— Start Records for processing —
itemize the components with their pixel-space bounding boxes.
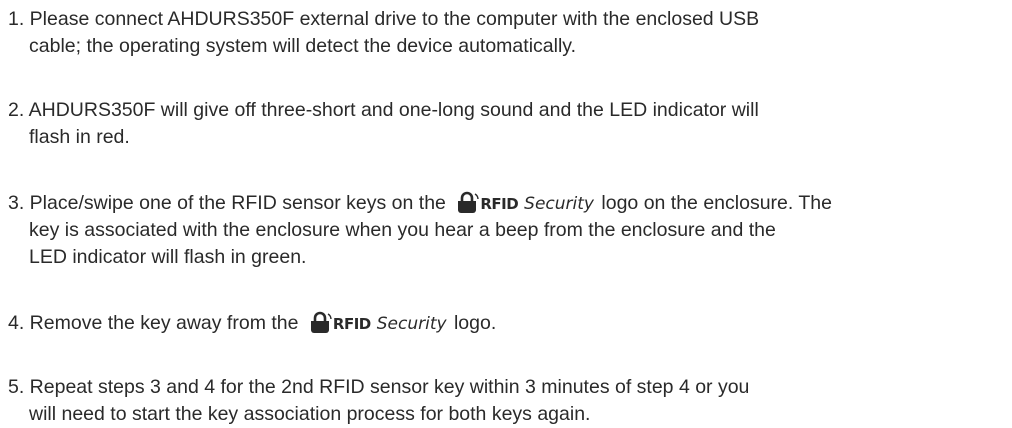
- step-1: 1. Please connect AHDURS350F external dr…: [8, 6, 1008, 60]
- step-2-line-2: flash in red.: [29, 126, 130, 148]
- step-3-line-1: 3. Place/swipe one of the RFID sensor ke…: [8, 188, 1008, 217]
- step-4: 4. Remove the key away from the RFID Sec…: [8, 308, 1008, 337]
- rfid-security-logo: RFID Security: [455, 188, 594, 214]
- rfid-logo-brand: RFID: [480, 195, 519, 213]
- lock-icon: [458, 191, 480, 213]
- step-4-text-after-logo: logo.: [453, 312, 497, 334]
- step-1-line-2: cable; the operating system will detect …: [29, 35, 576, 57]
- step-2-line-1: 2. AHDURS350F will give off three-short …: [8, 99, 759, 121]
- step-4-line-1: 4. Remove the key away from the RFID Sec…: [8, 308, 1008, 337]
- step-5-line-2: will need to start the key association p…: [29, 403, 591, 425]
- step-1-line-1: 1. Please connect AHDURS350F external dr…: [8, 8, 760, 30]
- rfid-logo-word: Security: [524, 194, 594, 214]
- step-3-text-before-logo: 3. Place/swipe one of the RFID sensor ke…: [8, 192, 446, 214]
- step-3: 3. Place/swipe one of the RFID sensor ke…: [8, 188, 1008, 271]
- step-3-line-2: key is associated with the enclosure whe…: [29, 219, 776, 241]
- rfid-logo-word: Security: [376, 314, 447, 334]
- step-5: 5. Repeat steps 3 and 4 for the 2nd RFID…: [8, 374, 1008, 428]
- step-2: 2. AHDURS350F will give off three-short …: [8, 97, 1008, 151]
- lock-icon: [310, 311, 332, 333]
- rfid-logo-brand: RFID: [332, 315, 371, 333]
- step-4-text-before-logo: 4. Remove the key away from the: [8, 312, 299, 334]
- step-3-line-3: LED indicator will flash in green.: [29, 246, 307, 268]
- step-3-text-after-logo: logo on the enclosure. The: [601, 192, 832, 214]
- step-5-line-1: 5. Repeat steps 3 and 4 for the 2nd RFID…: [8, 376, 750, 398]
- rfid-security-logo: RFID Security: [308, 308, 447, 334]
- instructions-document: 1. Please connect AHDURS350F external dr…: [8, 6, 1008, 428]
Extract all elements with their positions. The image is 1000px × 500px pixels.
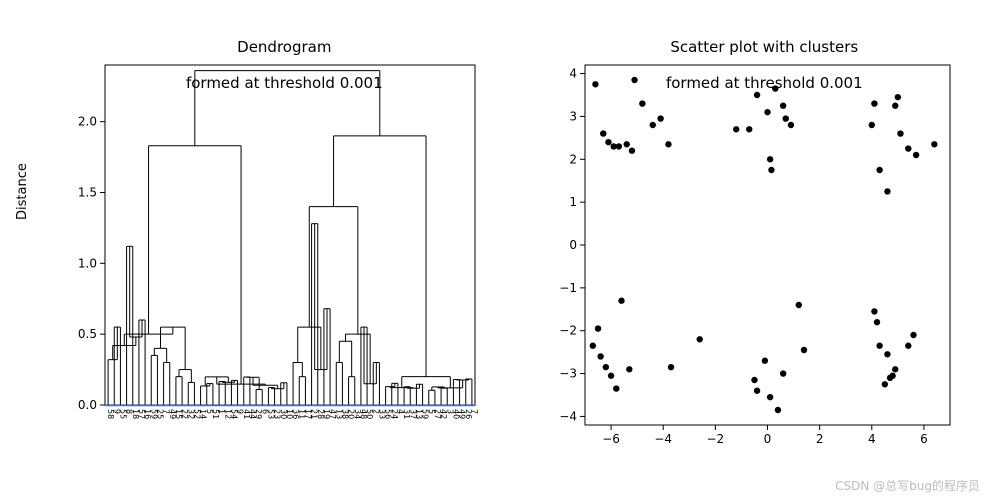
figure: Dendrogram formed at threshold 0.001 0.0…: [0, 0, 1000, 500]
scatter-panel: Scatter plot with clusters formed at thr…: [540, 20, 960, 460]
watermark: CSDN @总写bug的程序员: [835, 477, 980, 494]
dendrogram-panel: Dendrogram formed at threshold 0.001 0.0…: [60, 20, 480, 460]
svg-text:−2: −2: [707, 432, 725, 446]
svg-text:−6: −6: [602, 432, 620, 446]
svg-text:0: 0: [569, 238, 577, 252]
svg-text:−2: −2: [559, 324, 577, 338]
svg-text:−3: −3: [559, 367, 577, 381]
svg-text:4: 4: [569, 67, 577, 81]
svg-text:4: 4: [868, 432, 876, 446]
svg-text:1.0: 1.0: [78, 256, 97, 270]
svg-text:0.0: 0.0: [78, 398, 97, 412]
svg-text:6: 6: [920, 432, 928, 446]
svg-text:2: 2: [816, 432, 824, 446]
svg-text:1: 1: [569, 195, 577, 209]
svg-text:−4: −4: [559, 409, 577, 423]
svg-text:−4: −4: [654, 432, 672, 446]
svg-text:0: 0: [764, 432, 772, 446]
svg-text:7: 7: [470, 409, 479, 414]
svg-text:2.0: 2.0: [78, 115, 97, 129]
svg-text:−1: −1: [559, 281, 577, 295]
svg-text:3: 3: [569, 109, 577, 123]
svg-text:0.5: 0.5: [78, 327, 97, 341]
dendrogram-ylabel: Distance: [15, 163, 30, 220]
scatter-plot: −6 −4 −2 0 2 4 6 −4 −3 −2 −1 0 1 2 3 4: [540, 60, 960, 460]
dendrogram-title-line1: Dendrogram: [237, 38, 331, 56]
svg-text:1.5: 1.5: [78, 186, 97, 200]
scatter-title-line1: Scatter plot with clusters: [670, 38, 858, 56]
dendrogram-ylabel-text: Distance: [15, 163, 30, 220]
svg-text:2: 2: [569, 152, 577, 166]
dendrogram-plot: 0.00.51.01.52.05895581857165925749152232…: [60, 60, 480, 460]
— End Records for processing —
• [Exercise]
Reproduce every line of both records above exactly, leaving out the picture placeholders.

• [Exercise output]
itemize the components with their pixel-space bounding boxes.
- step-1: 1. Please connect AHDURS350F external dr…: [8, 6, 1008, 60]
- step-2-line-2: flash in red.: [29, 126, 130, 148]
- step-3-line-1: 3. Place/swipe one of the RFID sensor ke…: [8, 188, 1008, 217]
- step-4: 4. Remove the key away from the RFID Sec…: [8, 308, 1008, 337]
- rfid-security-logo: RFID Security: [455, 188, 594, 214]
- rfid-logo-brand: RFID: [480, 195, 519, 213]
- lock-icon: [458, 191, 480, 213]
- step-4-text-after-logo: logo.: [453, 312, 497, 334]
- step-1-line-2: cable; the operating system will detect …: [29, 35, 576, 57]
- step-2-line-1: 2. AHDURS350F will give off three-short …: [8, 99, 759, 121]
- step-4-line-1: 4. Remove the key away from the RFID Sec…: [8, 308, 1008, 337]
- step-5-line-2: will need to start the key association p…: [29, 403, 591, 425]
- step-1-line-1: 1. Please connect AHDURS350F external dr…: [8, 8, 760, 30]
- rfid-logo-word: Security: [524, 194, 594, 214]
- step-3-text-before-logo: 3. Place/swipe one of the RFID sensor ke…: [8, 192, 446, 214]
- step-3: 3. Place/swipe one of the RFID sensor ke…: [8, 188, 1008, 271]
- step-3-line-2: key is associated with the enclosure whe…: [29, 219, 776, 241]
- rfid-logo-word: Security: [376, 314, 447, 334]
- step-5: 5. Repeat steps 3 and 4 for the 2nd RFID…: [8, 374, 1008, 428]
- step-2: 2. AHDURS350F will give off three-short …: [8, 97, 1008, 151]
- lock-icon: [310, 311, 332, 333]
- rfid-logo-brand: RFID: [332, 315, 371, 333]
- step-4-text-before-logo: 4. Remove the key away from the: [8, 312, 299, 334]
- step-3-line-3: LED indicator will flash in green.: [29, 246, 307, 268]
- step-3-text-after-logo: logo on the enclosure. The: [601, 192, 832, 214]
- step-5-line-1: 5. Repeat steps 3 and 4 for the 2nd RFID…: [8, 376, 750, 398]
- rfid-security-logo: RFID Security: [308, 308, 447, 334]
- instructions-document: 1. Please connect AHDURS350F external dr…: [8, 6, 1008, 428]
Extract all elements with their positions. The image is 1000px × 500px pixels.
figure: Dendrogram formed at threshold 0.001 0.0…: [0, 0, 1000, 500]
scatter-panel: Scatter plot with clusters formed at thr…: [540, 20, 960, 460]
watermark: CSDN @总写bug的程序员: [835, 477, 980, 494]
dendrogram-panel: Dendrogram formed at threshold 0.001 0.0…: [60, 20, 480, 460]
svg-text:−2: −2: [707, 432, 725, 446]
svg-text:−6: −6: [602, 432, 620, 446]
svg-text:0: 0: [569, 238, 577, 252]
svg-text:−2: −2: [559, 324, 577, 338]
svg-text:−3: −3: [559, 367, 577, 381]
svg-text:4: 4: [569, 67, 577, 81]
svg-text:4: 4: [868, 432, 876, 446]
svg-text:1.0: 1.0: [78, 256, 97, 270]
svg-text:0.0: 0.0: [78, 398, 97, 412]
svg-text:6: 6: [920, 432, 928, 446]
svg-text:2: 2: [816, 432, 824, 446]
svg-text:1: 1: [569, 195, 577, 209]
svg-text:−4: −4: [559, 409, 577, 423]
svg-text:−4: −4: [654, 432, 672, 446]
svg-text:0: 0: [764, 432, 772, 446]
svg-text:7: 7: [470, 409, 479, 414]
svg-text:2.0: 2.0: [78, 115, 97, 129]
svg-text:−1: −1: [559, 281, 577, 295]
svg-text:3: 3: [569, 109, 577, 123]
svg-text:0.5: 0.5: [78, 327, 97, 341]
dendrogram-ylabel: Distance: [15, 163, 30, 220]
scatter-plot: −6 −4 −2 0 2 4 6 −4 −3 −2 −1 0 1 2 3 4: [540, 60, 960, 460]
dendrogram-title-line1: Dendrogram: [237, 38, 331, 56]
svg-text:1.5: 1.5: [78, 186, 97, 200]
scatter-title-line1: Scatter plot with clusters: [670, 38, 858, 56]
dendrogram-ylabel-text: Distance: [15, 163, 30, 220]
svg-text:2: 2: [569, 152, 577, 166]
dendrogram-plot: 0.00.51.01.52.05895581857165925749152232…: [60, 60, 480, 460]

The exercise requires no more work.